Short exercise: Reproduce each line exactly. Skip none.

Material for the task:
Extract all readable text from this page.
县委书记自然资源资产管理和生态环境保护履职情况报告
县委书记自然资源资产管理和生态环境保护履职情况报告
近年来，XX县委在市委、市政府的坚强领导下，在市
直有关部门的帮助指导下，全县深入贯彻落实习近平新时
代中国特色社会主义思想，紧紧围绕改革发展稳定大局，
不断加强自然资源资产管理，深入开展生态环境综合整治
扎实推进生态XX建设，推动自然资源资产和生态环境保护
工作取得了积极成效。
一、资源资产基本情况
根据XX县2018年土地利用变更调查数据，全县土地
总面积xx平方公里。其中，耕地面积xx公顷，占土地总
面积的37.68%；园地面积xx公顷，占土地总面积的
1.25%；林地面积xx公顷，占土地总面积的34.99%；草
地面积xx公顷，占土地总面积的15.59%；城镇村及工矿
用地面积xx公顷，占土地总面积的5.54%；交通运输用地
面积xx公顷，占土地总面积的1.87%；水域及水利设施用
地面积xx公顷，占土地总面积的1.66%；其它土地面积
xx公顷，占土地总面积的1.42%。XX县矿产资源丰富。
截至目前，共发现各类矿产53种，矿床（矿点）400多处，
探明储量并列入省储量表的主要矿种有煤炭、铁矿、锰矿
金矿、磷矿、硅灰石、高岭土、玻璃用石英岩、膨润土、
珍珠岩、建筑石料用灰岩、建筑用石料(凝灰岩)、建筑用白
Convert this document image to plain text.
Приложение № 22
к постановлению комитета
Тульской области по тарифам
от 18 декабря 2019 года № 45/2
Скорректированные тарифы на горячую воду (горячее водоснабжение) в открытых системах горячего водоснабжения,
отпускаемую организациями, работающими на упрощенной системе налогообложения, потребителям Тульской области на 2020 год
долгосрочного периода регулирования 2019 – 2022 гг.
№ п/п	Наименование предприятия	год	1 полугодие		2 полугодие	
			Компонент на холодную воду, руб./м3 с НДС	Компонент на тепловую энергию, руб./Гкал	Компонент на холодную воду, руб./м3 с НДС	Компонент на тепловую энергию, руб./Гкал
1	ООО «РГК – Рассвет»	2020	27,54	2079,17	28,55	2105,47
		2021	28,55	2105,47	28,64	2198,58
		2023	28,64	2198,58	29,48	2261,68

Result of the exercise:
Extract all readable text from this page.
县委书记自然资源资产管理和生态环境保护履职情况报告
县委书记自然资源资产管理和生态环境保护履职情况报告
近年来，XX县委在市委、市政府的坚强领导下，在市
直有关部门的帮助指导下，全县深入贯彻落实习近平新时
代中国特色社会主义思想，紧紧围绕改革发展稳定大局，
不断加强自然资源资产管理，深入开展生态环境综合整治
扎实推进生态XX建设，推动自然资源资产和生态环境保护
工作取得了积极成效。
一、资源资产基本情况
根据XX县2018年土地利用变更调查数据，全县土地
总面积xx平方公里。其中，耕地面积xx公顷，占土地总
面积的37.68%；园地面积xx公顷，占土地总面积的
1.25%；林地面积xx公顷，占土地总面积的34.99%；草
地面积xx公顷，占土地总面积的15.59%；城镇村及工矿
用地面积xx公顷，占土地总面积的5.54%；交通运输用地
面积xx公顷，占土地总面积的1.87%；水域及水利设施用
地面积xx公顷，占土地总面积的1.66%；其它土地面积
xx公顷，占土地总面积的1.42%。XX县矿产资源丰富。
截至目前，共发现各类矿产53种，矿床（矿点）400多处，
探明储量并列入省储量表的主要矿种有煤炭、铁矿、锰矿
金矿、磷矿、硅灰石、高岭土、玻璃用石英岩、膨润土、
珍珠岩、建筑石料用灰岩、建筑用石料(凝灰岩)、建筑用白
Convert this document image to plain text.
Приложение № 22
к постановлению комитета
Тульской области по тарифам
от 18 декабря 2019 года № 45/2
Скорректированные тарифы на горячую воду (горячее водоснабжение) в открытых системах горячего водоснабжения,
отпускаемую организациями, работающими на упрощенной системе налогообложения, потребителям Тульской области на 2020 год
долгосрочного периода регулирования 2019 – 2022 гг.
№ п/п	Наименование предприятия	год	1 полугодие		2 полугодие	
			Компонент на холодную воду, руб./м3 с НДС	Компонент на тепловую энергию, руб./Гкал	Компонент на холодную воду, руб./м3 с НДС	Компонент на тепловую энергию, руб./Гкал
1	ООО «РГК – Рассвет»	2020	27,54	2079,17	28,55	2105,47
		2021	28,55	2105,47	28,64	2198,58
		2023	28,64	2198,58	29,48	2261,68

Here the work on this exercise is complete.